[Task requirements] Within the records below, find each line that holds the string "nervous", then copy it.

Source records:

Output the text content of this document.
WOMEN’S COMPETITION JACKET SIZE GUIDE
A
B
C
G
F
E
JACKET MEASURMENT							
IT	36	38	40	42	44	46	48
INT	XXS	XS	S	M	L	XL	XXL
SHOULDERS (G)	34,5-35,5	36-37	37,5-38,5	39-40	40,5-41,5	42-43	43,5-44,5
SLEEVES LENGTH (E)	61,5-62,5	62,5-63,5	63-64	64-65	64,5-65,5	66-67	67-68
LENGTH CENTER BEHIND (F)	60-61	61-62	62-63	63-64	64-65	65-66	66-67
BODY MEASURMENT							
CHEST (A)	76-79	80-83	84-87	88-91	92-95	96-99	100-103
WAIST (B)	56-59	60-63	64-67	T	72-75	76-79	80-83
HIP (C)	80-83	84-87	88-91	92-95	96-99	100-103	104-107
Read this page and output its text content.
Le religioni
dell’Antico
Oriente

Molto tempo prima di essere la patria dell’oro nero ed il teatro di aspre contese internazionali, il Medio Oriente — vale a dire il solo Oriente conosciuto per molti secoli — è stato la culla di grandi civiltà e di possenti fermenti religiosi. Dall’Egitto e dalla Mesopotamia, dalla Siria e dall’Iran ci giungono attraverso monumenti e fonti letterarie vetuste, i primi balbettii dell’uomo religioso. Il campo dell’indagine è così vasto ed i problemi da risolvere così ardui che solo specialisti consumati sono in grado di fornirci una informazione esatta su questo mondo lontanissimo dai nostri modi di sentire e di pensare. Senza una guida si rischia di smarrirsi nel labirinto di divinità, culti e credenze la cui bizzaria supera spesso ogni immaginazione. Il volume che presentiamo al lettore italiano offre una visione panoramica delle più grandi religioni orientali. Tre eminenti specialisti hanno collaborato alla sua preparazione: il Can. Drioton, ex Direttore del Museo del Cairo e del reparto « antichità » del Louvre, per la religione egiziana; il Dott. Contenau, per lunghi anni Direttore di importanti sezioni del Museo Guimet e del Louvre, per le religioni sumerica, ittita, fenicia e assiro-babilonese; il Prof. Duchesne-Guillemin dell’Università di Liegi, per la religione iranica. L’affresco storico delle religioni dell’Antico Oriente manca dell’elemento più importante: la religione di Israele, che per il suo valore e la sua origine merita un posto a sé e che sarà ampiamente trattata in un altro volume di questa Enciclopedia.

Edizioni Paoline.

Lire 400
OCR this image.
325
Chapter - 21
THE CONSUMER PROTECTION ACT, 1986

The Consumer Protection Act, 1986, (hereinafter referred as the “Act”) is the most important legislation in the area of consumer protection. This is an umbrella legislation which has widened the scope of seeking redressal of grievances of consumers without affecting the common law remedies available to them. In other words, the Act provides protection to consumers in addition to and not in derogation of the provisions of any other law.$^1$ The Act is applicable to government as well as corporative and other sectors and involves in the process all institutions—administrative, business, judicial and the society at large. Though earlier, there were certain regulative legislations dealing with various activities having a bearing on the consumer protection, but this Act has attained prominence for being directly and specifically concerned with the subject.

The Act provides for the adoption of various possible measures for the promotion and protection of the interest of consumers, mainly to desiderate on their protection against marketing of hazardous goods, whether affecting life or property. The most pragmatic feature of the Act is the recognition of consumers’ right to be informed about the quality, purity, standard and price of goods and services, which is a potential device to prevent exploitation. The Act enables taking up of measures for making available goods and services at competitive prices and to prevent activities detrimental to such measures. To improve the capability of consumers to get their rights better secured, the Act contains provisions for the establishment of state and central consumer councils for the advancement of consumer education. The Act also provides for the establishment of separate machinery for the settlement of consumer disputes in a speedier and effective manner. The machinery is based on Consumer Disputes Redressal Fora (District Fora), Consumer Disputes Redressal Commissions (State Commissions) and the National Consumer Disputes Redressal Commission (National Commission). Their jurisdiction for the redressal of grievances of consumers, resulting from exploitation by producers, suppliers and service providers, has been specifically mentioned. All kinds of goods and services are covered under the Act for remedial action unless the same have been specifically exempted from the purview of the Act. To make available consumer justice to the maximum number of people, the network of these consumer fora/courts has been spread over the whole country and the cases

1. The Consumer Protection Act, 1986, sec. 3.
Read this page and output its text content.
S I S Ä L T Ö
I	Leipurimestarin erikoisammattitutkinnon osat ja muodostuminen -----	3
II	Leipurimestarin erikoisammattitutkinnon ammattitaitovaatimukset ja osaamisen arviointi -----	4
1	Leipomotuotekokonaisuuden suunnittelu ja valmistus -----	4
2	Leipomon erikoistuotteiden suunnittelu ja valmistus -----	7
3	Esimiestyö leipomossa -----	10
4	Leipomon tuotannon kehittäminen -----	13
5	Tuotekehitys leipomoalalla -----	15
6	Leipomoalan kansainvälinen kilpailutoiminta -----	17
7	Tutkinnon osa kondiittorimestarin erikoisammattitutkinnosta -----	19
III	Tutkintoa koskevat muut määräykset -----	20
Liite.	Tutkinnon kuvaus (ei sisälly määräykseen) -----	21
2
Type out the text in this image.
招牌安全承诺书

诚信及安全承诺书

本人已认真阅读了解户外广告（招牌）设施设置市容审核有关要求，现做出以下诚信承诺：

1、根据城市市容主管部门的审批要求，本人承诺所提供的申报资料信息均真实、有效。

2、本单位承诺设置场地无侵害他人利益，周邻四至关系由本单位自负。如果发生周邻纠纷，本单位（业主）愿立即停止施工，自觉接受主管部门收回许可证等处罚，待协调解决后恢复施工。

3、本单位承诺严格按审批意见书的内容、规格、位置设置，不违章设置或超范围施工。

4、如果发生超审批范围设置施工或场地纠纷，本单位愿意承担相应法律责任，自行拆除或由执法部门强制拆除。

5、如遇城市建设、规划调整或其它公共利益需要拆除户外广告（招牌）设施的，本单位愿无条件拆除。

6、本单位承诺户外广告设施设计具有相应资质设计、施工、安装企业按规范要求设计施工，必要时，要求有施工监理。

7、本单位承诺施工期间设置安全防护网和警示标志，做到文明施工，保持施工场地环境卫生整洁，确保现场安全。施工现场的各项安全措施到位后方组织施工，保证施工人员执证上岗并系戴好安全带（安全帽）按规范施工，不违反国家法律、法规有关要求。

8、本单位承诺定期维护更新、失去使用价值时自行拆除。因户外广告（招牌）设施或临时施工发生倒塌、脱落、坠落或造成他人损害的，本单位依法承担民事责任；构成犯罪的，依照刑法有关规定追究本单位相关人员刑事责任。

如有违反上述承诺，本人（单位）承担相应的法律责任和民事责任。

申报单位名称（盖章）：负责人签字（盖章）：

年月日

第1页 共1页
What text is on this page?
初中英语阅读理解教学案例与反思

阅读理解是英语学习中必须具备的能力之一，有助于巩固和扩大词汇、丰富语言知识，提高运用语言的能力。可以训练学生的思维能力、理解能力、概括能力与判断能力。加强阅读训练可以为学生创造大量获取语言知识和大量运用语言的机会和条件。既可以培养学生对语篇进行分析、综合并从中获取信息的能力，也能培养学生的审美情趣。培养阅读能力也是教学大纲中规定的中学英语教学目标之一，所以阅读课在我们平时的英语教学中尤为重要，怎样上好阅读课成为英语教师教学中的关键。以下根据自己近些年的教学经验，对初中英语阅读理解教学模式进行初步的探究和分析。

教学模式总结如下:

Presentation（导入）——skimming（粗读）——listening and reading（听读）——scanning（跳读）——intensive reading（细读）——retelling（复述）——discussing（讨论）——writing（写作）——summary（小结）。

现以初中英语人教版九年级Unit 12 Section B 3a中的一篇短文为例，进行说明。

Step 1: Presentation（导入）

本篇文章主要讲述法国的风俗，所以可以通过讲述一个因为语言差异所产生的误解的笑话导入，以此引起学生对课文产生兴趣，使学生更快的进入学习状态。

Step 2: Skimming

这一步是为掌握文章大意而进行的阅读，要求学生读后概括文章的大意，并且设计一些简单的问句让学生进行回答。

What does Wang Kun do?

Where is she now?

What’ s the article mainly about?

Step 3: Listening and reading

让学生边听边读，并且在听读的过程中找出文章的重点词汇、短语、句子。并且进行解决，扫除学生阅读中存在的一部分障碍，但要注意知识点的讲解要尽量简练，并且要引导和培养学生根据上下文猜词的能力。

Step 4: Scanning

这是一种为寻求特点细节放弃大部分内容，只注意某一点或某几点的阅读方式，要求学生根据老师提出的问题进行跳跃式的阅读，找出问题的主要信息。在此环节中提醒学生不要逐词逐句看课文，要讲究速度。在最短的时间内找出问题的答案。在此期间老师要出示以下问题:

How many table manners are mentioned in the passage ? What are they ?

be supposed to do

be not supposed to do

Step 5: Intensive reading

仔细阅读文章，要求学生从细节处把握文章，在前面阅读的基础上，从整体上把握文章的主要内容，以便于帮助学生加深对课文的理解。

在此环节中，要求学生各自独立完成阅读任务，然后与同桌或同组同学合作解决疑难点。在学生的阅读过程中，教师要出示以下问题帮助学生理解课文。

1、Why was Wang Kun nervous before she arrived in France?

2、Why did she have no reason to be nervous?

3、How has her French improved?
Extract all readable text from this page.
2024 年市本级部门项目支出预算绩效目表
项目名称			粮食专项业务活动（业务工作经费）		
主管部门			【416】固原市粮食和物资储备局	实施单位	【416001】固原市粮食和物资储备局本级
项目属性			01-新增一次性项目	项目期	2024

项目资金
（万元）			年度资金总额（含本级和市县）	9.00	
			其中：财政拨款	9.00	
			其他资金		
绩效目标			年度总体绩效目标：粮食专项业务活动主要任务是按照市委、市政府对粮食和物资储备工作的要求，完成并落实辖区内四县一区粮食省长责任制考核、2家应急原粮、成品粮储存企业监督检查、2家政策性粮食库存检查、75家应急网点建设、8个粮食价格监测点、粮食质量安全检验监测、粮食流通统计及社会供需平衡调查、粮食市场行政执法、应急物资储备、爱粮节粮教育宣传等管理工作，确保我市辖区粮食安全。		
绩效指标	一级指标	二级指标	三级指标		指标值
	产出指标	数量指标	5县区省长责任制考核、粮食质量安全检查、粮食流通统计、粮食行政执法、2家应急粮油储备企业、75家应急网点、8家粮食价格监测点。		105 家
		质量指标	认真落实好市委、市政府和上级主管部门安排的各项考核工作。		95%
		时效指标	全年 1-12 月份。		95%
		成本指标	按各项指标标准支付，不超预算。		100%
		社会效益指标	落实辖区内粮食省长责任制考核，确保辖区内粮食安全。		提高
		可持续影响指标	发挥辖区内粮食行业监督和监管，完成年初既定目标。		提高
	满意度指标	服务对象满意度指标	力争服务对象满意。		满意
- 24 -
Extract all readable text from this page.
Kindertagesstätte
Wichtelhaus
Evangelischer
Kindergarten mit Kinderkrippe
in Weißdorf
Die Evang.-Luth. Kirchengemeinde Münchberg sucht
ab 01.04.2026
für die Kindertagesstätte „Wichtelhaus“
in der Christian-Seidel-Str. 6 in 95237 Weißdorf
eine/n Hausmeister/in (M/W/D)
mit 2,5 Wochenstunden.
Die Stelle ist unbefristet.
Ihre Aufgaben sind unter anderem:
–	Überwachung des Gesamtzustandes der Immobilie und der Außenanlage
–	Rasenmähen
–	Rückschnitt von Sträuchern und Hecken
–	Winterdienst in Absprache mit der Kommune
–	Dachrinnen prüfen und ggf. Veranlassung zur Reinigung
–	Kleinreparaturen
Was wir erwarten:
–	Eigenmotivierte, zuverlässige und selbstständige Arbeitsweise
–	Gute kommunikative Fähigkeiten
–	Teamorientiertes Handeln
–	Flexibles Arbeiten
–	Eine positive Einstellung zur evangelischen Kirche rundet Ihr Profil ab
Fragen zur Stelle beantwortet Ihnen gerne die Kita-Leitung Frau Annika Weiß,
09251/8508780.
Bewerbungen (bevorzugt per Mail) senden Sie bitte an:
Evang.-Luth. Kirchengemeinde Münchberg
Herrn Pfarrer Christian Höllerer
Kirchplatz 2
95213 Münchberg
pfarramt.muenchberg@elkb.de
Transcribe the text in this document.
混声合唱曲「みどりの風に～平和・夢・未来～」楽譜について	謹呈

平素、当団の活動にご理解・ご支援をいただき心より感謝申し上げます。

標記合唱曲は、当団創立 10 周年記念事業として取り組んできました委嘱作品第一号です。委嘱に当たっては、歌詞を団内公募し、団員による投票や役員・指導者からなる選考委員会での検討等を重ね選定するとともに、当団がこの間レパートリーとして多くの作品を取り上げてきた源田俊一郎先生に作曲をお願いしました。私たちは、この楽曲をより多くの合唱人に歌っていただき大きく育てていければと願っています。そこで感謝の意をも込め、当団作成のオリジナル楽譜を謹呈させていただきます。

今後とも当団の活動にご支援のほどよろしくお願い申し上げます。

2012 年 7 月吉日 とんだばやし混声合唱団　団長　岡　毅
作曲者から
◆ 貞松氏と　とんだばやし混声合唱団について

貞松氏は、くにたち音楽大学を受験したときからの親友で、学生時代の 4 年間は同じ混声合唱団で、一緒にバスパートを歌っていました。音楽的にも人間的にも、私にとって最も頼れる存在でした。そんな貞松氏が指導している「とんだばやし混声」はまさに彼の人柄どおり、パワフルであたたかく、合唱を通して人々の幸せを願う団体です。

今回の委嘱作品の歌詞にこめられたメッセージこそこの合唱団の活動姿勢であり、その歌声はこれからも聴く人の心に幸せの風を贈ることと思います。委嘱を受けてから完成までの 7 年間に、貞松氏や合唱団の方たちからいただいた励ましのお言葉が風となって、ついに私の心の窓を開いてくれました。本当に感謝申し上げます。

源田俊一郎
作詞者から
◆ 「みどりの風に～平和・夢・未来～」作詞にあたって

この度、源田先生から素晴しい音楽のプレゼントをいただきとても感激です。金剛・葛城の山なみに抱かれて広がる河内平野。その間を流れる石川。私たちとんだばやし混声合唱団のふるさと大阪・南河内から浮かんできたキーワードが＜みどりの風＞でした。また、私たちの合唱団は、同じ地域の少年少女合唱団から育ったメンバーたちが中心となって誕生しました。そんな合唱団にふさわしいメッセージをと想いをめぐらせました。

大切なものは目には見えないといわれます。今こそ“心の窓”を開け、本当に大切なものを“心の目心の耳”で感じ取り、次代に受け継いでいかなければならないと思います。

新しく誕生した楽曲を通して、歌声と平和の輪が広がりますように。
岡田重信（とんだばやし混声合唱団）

[The completed task]
1、Why was Wang Kun nervous before she arrived in France?
2、Why did she have no reason to be nervous?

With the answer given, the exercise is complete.